**Exercise:**
Repeat the data that follows, word for word, without the images.

---+---

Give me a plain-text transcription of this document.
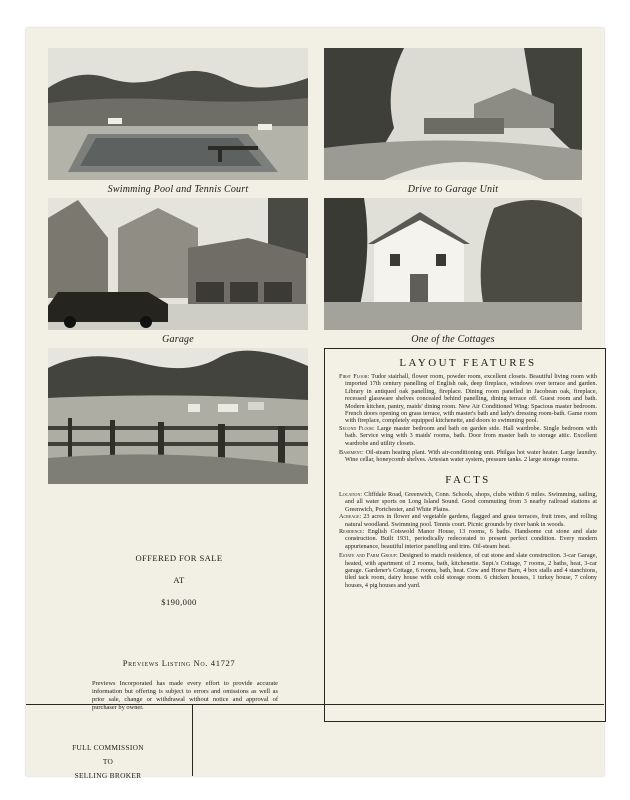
Swimming Pool and Tennis Court	Drive to Garage Unit
Garage	One of the Cottages
OFFERED FOR SALE
AT
$190,000
Previews Listing No. 41727
Previews Incorporated has made every effort to provide accurate information but offering is subject to errors and omissions as well as prior sale, change or withdrawal without notice and approval of purchaser by owner.
LAYOUT FEATURES

First Floor: Tudor stairhall, flower room, powder room, excellent closets. Beautiful living room with imported 17th century panelling of English oak, deep fireplace, windows over terrace and garden. Library in antiqued oak panelling, fireplace. Dining room panelled in Jacobean oak, fireplace, recessed glassware shelves concealed behind panelling, dining terrace off. Guest room and bath. Modern kitchen, pantry, maids' dining room. New Air Conditioned Wing: Spacious master bedroom. French doors opening on grass terrace, with master's bath and lady's dressing room-bath. Game room with fireplace, completely equipped kitchenette, and doors to swimming pool.

Second Floor: Large master bedroom and bath on garden side. Hall wardrobe. Single bedroom with bath. Service wing with 3 maids' rooms, bath. Door from master bath to storage attic. Excellent wardrobe and utility closets.

Basement: Oil-steam heating plant. With air-conditioning unit. Philgas hot water heater. Large laundry. Wine cellar, honeycomb shelves. Artesian water system, pressure tanks. 2 large storage rooms.

FACTS

Location: Cliffdale Road, Greenwich, Conn. Schools, shops, clubs within 6 miles. Swimming, sailing, and all water sports on Long Island Sound. Good commuting from 3 nearby railroad stations at Greenwich, Portchester, and White Plains.

Acreage: 23 acres in flower and vegetable gardens, flagged and grass terraces, fruit trees, and rolling natural woodland. Swimming pool. Tennis court. Picnic grounds by river bank in woods.

Residence: English Cotswold Manor House, 13 rooms, 6 baths. Handsome cut stone and slate construction. Built 1931, periodically redecorated to present perfect condition. Every modern appurtenance, beautiful interior panelling and trim. Oil-steam heat.

Estate and Farm Group: Designed to match residence, of cut stone and slate construction. 3-car Garage, heated, with apartment of 2 rooms, bath, kitchenette. Supt.'s Cottage, 7 rooms, 2 baths, heat, 3-car garage. Gardener's Cottage, 6 rooms, bath, heat. Cow and Horse Barn, 4 box stalls and 4 stanchions, tiled tack room, dairy house with cold storage room. 6 chicken houses, 1 turkey house, 7 colony houses, 4 pig houses and yard.

FULL COMMISSION
TO
SELLING BROKER
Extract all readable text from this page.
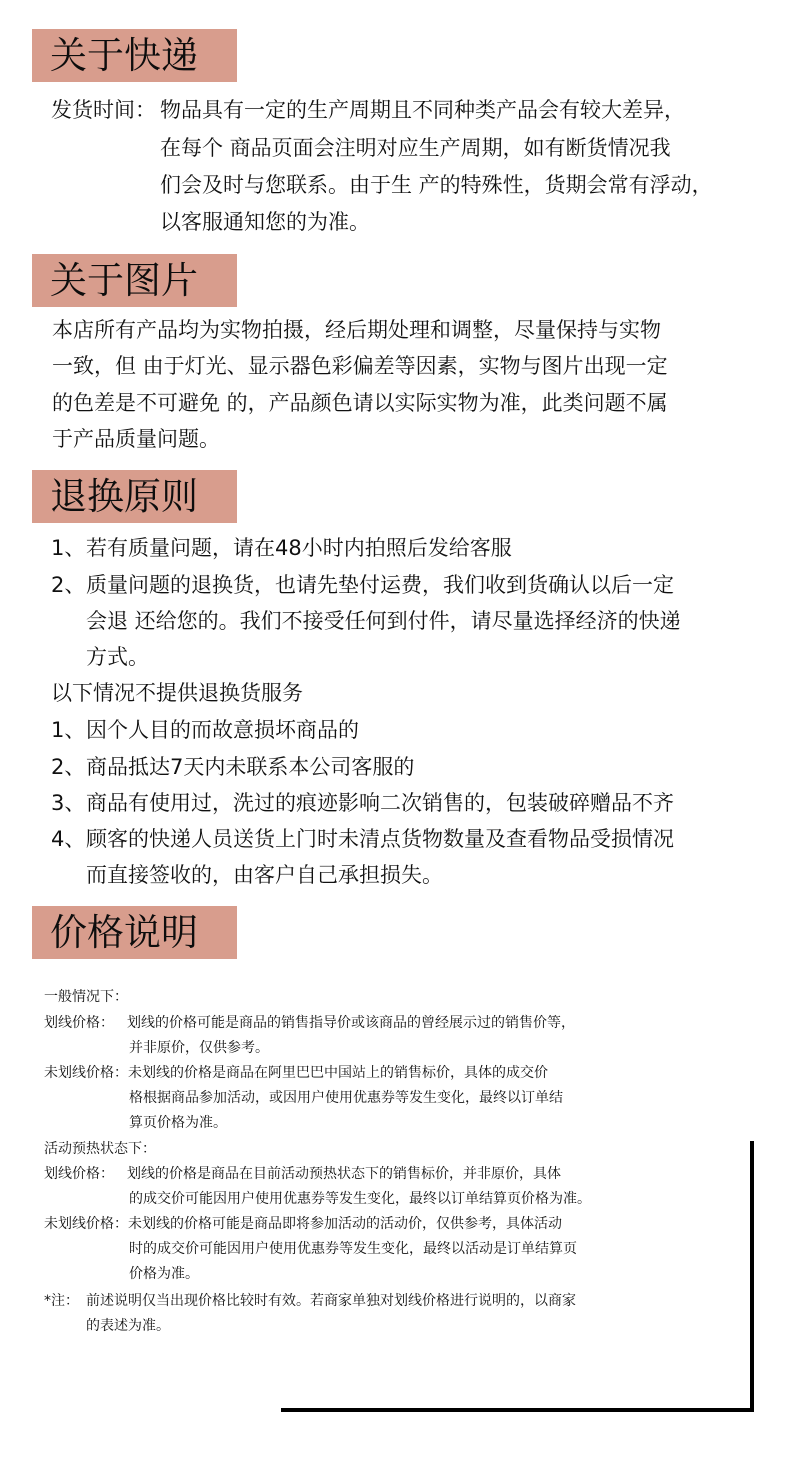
关于快递
发货时间： 物品具有一定的生产周期且不同种类产品会有较大差异，
在每个 商品页面会注明对应生产周期，如有断货情况我
们会及时与您联系。由于生 产的特殊性，货期会常有浮动，
以客服通知您的为准。
关于图片
本店所有产品均为实物拍摄，经后期处理和调整，尽量保持与实物
一致，但 由于灯光、显示器色彩偏差等因素，实物与图片出现一定
的色差是不可避免 的，产品颜色请以实际实物为准，此类问题不属
于产品质量问题。
退换原则
1、 若有质量问题，请在48小时内拍照后发给客服
2、 质量问题的退换货，也请先垫付运费，我们收到货确认以后一定
会退 还给您的。我们不接受任何到付件，请尽量选择经济的快递
方式。
以下情况不提供退换货服务
1、 因个人目的而故意损坏商品的
2、 商品抵达7天内未联系本公司客服的
3、 商品有使用过，洗过的痕迹影响二次销售的，包装破碎赠品不齐
4、 顾客的快递人员送货上门时未清点货物数量及查看物品受损情况
而直接签收的，由客户自己承担损失。
价格说明
一般情况下：
划线价格： 划线的价格可能是商品的销售指导价或该商品的曾经展示过的销售价等，
并非原价，仅供参考。
未划线价格： 未划线的价格是商品在阿里巴巴中国站上的销售标价，具体的成交价
格根据商品参加活动，或因用户使用优惠券等发生变化，最终以订单结
算页价格为准。
活动预热状态下：
划线价格： 划线的价格是商品在目前活动预热状态下的销售标价，并非原价，具体
的成交价可能因用户使用优惠券等发生变化，最终以订单结算页价格为准。
未划线价格： 未划线的价格可能是商品即将参加活动的活动价，仅供参考，具体活动
时的成交价可能因用户使用优惠券等发生变化，最终以活动是订单结算页
价格为准。
*注： 前述说明仅当出现价格比较时有效。若商家单独对划线价格进行说明的，以商家
的表述为准。
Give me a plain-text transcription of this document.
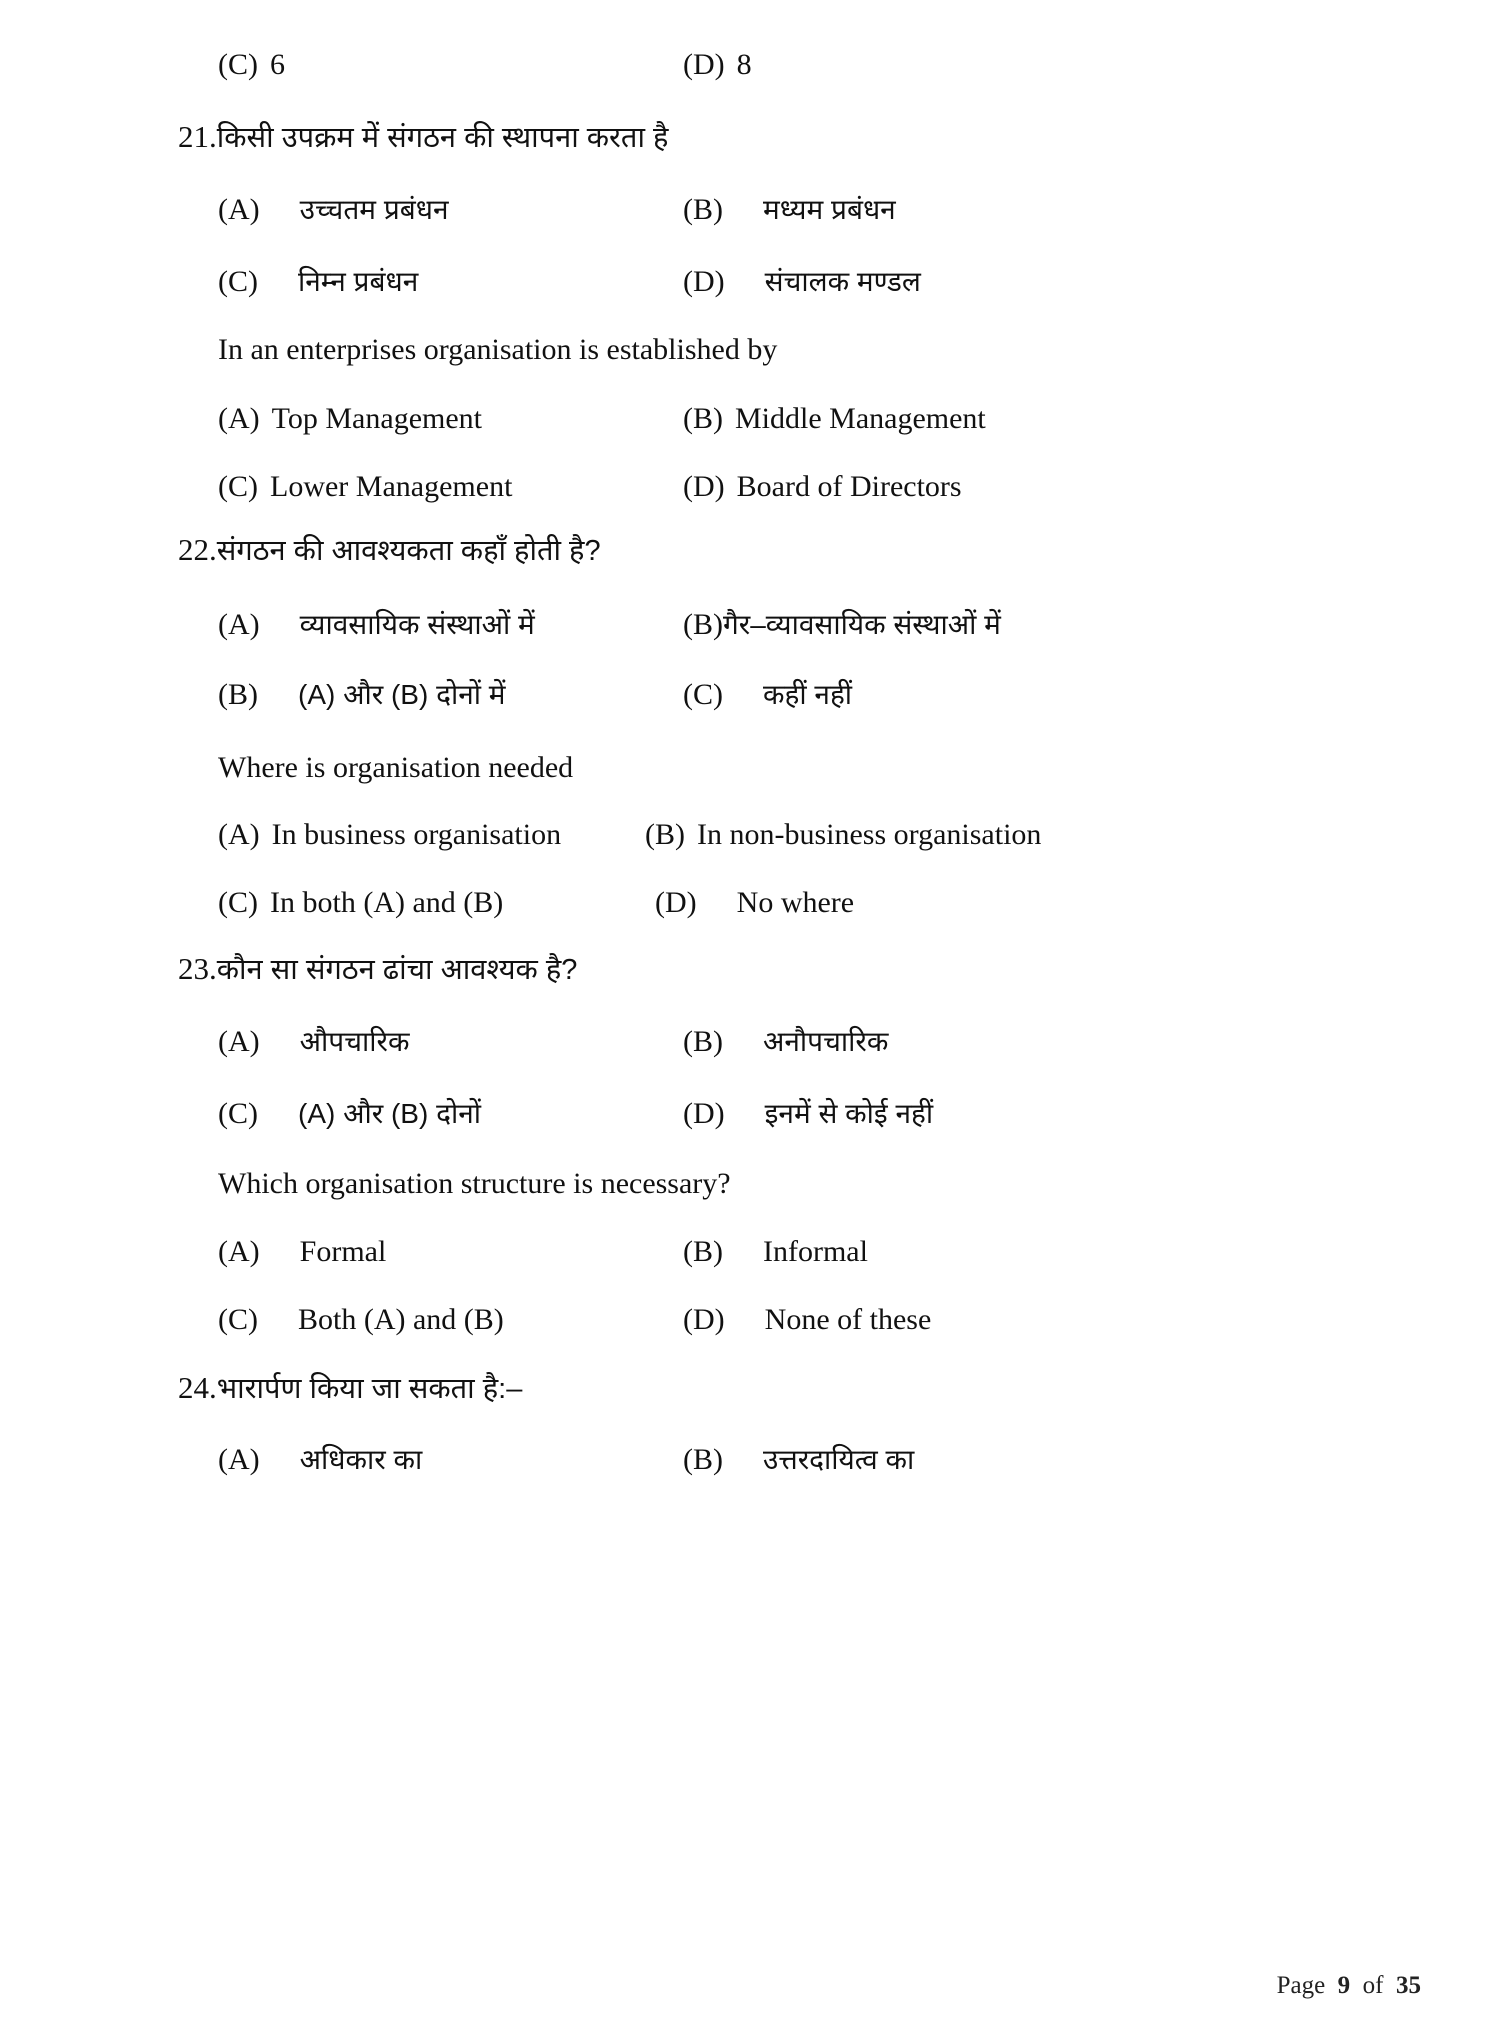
(C) 6	(D) 8
21. किसी उपक्रम में संगठन की स्थापना करता है
(A) उच्चतम प्रबंधन	(B) मध्यम प्रबंधन
(C) निम्न प्रबंधन	(D) संचालक मण्डल
In an enterprises organisation is established by
(A) Top Management	(B) Middle Management
(C) Lower Management	(D) Board of Directors
22. संगठन की आवश्यकता कहाँ होती है?
(A) व्यावसायिक संस्थाओं में	(B) गैर–व्यावसायिक संस्थाओं में
(B) (A) और (B) दोनों में	(C) कहीं नहीं
Where is organisation needed
(A) In business organisation	(B) In non-business organisation
(C) In both (A) and (B)	(D) No where
23. कौन सा संगठन ढांचा आवश्यक है?
(A) औपचारिक	(B) अनौपचारिक
(C) (A) और (B) दोनों	(D) इनमें से कोई नहीं
Which organisation structure is necessary?
(A) Formal	(B) Informal
(C) Both (A) and (B)	(D) None of these
24. भारार्पण किया जा सकता है:–
(A) अधिकार का	(B) उत्तरदायित्व का
Page 9 of 35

---+---

**Answer to the exercise:**
Give me a plain-text transcription of this document.
Swimming Pool and Tennis Court	Drive to Garage Unit
Garage	One of the Cottages
OFFERED FOR SALE
AT
$190,000
Previews Listing No. 41727
Previews Incorporated has made every effort to provide accurate information but offering is subject to errors and omissions as well as prior sale, change or withdrawal without notice and approval of purchaser by owner.
LAYOUT FEATURES

First Floor: Tudor stairhall, flower room, powder room, excellent closets. Beautiful living room with imported 17th century panelling of English oak, deep fireplace, windows over terrace and garden. Library in antiqued oak panelling, fireplace. Dining room panelled in Jacobean oak, fireplace, recessed glassware shelves concealed behind panelling, dining terrace off. Guest room and bath. Modern kitchen, pantry, maids' dining room. New Air Conditioned Wing: Spacious master bedroom. French doors opening on grass terrace, with master's bath and lady's dressing room-bath. Game room with fireplace, completely equipped kitchenette, and doors to swimming pool.

Second Floor: Large master bedroom and bath on garden side. Hall wardrobe. Single bedroom with bath. Service wing with 3 maids' rooms, bath. Door from master bath to storage attic. Excellent wardrobe and utility closets.

Basement: Oil-steam heating plant. With air-conditioning unit. Philgas hot water heater. Large laundry. Wine cellar, honeycomb shelves. Artesian water system, pressure tanks. 2 large storage rooms.

FACTS

Location: Cliffdale Road, Greenwich, Conn. Schools, shops, clubs within 6 miles. Swimming, sailing, and all water sports on Long Island Sound. Good commuting from 3 nearby railroad stations at Greenwich, Portchester, and White Plains.

Acreage: 23 acres in flower and vegetable gardens, flagged and grass terraces, fruit trees, and rolling natural woodland. Swimming pool. Tennis court. Picnic grounds by river bank in woods.

Residence: English Cotswold Manor House, 13 rooms, 6 baths. Handsome cut stone and slate construction. Built 1931, periodically redecorated to present perfect condition. Every modern appurtenance, beautiful interior panelling and trim. Oil-steam heat.

Estate and Farm Group: Designed to match residence, of cut stone and slate construction. 3-car Garage, heated, with apartment of 2 rooms, bath, kitchenette. Supt.'s Cottage, 7 rooms, 2 baths, heat, 3-car garage. Gardener's Cottage, 6 rooms, bath, heat. Cow and Horse Barn, 4 box stalls and 4 stanchions, tiled tack room, dairy house with cold storage room. 6 chicken houses, 1 turkey house, 7 colony houses, 4 pig houses and yard.

FULL COMMISSION
TO
SELLING BROKER
Extract all readable text from this page.
关于快递
发货时间： 物品具有一定的生产周期且不同种类产品会有较大差异，
在每个 商品页面会注明对应生产周期，如有断货情况我
们会及时与您联系。由于生 产的特殊性，货期会常有浮动，
以客服通知您的为准。
关于图片
本店所有产品均为实物拍摄，经后期处理和调整，尽量保持与实物
一致，但 由于灯光、显示器色彩偏差等因素，实物与图片出现一定
的色差是不可避免 的，产品颜色请以实际实物为准，此类问题不属
于产品质量问题。
退换原则
1、 若有质量问题，请在48小时内拍照后发给客服
2、 质量问题的退换货，也请先垫付运费，我们收到货确认以后一定
会退 还给您的。我们不接受任何到付件，请尽量选择经济的快递
方式。
以下情况不提供退换货服务
1、 因个人目的而故意损坏商品的
2、 商品抵达7天内未联系本公司客服的
3、 商品有使用过，洗过的痕迹影响二次销售的，包装破碎赠品不齐
4、 顾客的快递人员送货上门时未清点货物数量及查看物品受损情况
而直接签收的，由客户自己承担损失。
价格说明
一般情况下：
划线价格： 划线的价格可能是商品的销售指导价或该商品的曾经展示过的销售价等，
并非原价，仅供参考。
未划线价格： 未划线的价格是商品在阿里巴巴中国站上的销售标价，具体的成交价
格根据商品参加活动，或因用户使用优惠券等发生变化，最终以订单结
算页价格为准。
活动预热状态下：
划线价格： 划线的价格是商品在目前活动预热状态下的销售标价，并非原价，具体
的成交价可能因用户使用优惠券等发生变化，最终以订单结算页价格为准。
未划线价格： 未划线的价格可能是商品即将参加活动的活动价，仅供参考，具体活动
时的成交价可能因用户使用优惠券等发生变化，最终以活动是订单结算页
价格为准。
*注： 前述说明仅当出现价格比较时有效。若商家单独对划线价格进行说明的，以商家
的表述为准。
Give me a plain-text transcription of this document.
(C) 6	(D) 8
21. किसी उपक्रम में संगठन की स्थापना करता है
(A) उच्चतम प्रबंधन	(B) मध्यम प्रबंधन
(C) निम्न प्रबंधन	(D) संचालक मण्डल
In an enterprises organisation is established by
(A) Top Management	(B) Middle Management
(C) Lower Management	(D) Board of Directors
22. संगठन की आवश्यकता कहाँ होती है?
(A) व्यावसायिक संस्थाओं में	(B) गैर–व्यावसायिक संस्थाओं में
(B) (A) और (B) दोनों में	(C) कहीं नहीं
Where is organisation needed
(A) In business organisation	(B) In non-business organisation
(C) In both (A) and (B)	(D) No where
23. कौन सा संगठन ढांचा आवश्यक है?
(A) औपचारिक	(B) अनौपचारिक
(C) (A) और (B) दोनों	(D) इनमें से कोई नहीं
Which organisation structure is necessary?
(A) Formal	(B) Informal
(C) Both (A) and (B)	(D) None of these
24. भारार्पण किया जा सकता है:–
(A) अधिकार का	(B) उत्तरदायित्व का
Page 9 of 35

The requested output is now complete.